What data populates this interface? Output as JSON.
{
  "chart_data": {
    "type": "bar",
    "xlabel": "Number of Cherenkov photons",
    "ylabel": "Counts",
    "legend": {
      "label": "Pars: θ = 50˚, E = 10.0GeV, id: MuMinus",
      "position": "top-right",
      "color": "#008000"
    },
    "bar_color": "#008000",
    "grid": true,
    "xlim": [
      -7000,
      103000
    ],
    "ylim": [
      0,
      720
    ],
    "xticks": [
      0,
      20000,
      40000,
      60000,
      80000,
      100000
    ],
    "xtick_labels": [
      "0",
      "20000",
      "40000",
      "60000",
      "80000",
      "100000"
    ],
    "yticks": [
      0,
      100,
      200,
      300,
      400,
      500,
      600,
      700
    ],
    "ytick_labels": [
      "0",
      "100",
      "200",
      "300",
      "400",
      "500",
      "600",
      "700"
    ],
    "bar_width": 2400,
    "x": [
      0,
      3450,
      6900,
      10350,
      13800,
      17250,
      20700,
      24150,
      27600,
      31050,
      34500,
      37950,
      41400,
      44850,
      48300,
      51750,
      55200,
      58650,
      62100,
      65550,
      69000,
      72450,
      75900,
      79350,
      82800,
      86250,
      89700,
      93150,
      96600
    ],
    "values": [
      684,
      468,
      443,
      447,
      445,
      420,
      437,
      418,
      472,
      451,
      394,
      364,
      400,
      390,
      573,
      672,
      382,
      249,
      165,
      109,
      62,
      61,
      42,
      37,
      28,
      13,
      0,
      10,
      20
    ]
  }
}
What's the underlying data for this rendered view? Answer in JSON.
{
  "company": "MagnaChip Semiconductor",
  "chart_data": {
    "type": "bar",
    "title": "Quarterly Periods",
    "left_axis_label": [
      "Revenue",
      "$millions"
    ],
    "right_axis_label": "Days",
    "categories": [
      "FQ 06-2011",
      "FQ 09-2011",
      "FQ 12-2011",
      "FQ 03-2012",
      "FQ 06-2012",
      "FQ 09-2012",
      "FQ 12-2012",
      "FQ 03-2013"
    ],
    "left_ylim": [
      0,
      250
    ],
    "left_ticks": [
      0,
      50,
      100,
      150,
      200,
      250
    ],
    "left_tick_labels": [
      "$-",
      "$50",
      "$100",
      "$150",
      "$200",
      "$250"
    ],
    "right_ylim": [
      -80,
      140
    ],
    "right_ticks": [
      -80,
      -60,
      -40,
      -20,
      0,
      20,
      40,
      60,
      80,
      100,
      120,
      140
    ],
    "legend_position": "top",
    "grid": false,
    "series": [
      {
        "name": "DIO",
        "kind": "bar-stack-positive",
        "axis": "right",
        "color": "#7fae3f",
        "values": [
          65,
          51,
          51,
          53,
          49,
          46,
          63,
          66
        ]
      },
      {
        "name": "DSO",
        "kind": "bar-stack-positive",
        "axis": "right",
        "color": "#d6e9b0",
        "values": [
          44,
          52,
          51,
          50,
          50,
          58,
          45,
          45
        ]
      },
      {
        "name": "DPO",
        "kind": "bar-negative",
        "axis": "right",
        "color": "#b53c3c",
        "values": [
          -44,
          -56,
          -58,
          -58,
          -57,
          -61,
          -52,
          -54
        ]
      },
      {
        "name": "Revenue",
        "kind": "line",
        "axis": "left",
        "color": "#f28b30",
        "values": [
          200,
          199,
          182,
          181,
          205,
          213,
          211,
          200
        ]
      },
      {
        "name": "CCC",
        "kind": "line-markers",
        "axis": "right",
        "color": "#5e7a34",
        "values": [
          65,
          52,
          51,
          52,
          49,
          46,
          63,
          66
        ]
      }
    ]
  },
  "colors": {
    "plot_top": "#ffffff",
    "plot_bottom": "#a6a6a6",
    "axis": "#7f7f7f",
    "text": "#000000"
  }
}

§ Required task:
Scan the records above for the string "name", then report every line that contains it.

§ Output:
        "name": "DIO",
        "name": "DSO",
        "name": "DPO",
        "name": "Revenue",
        "name": "CCC",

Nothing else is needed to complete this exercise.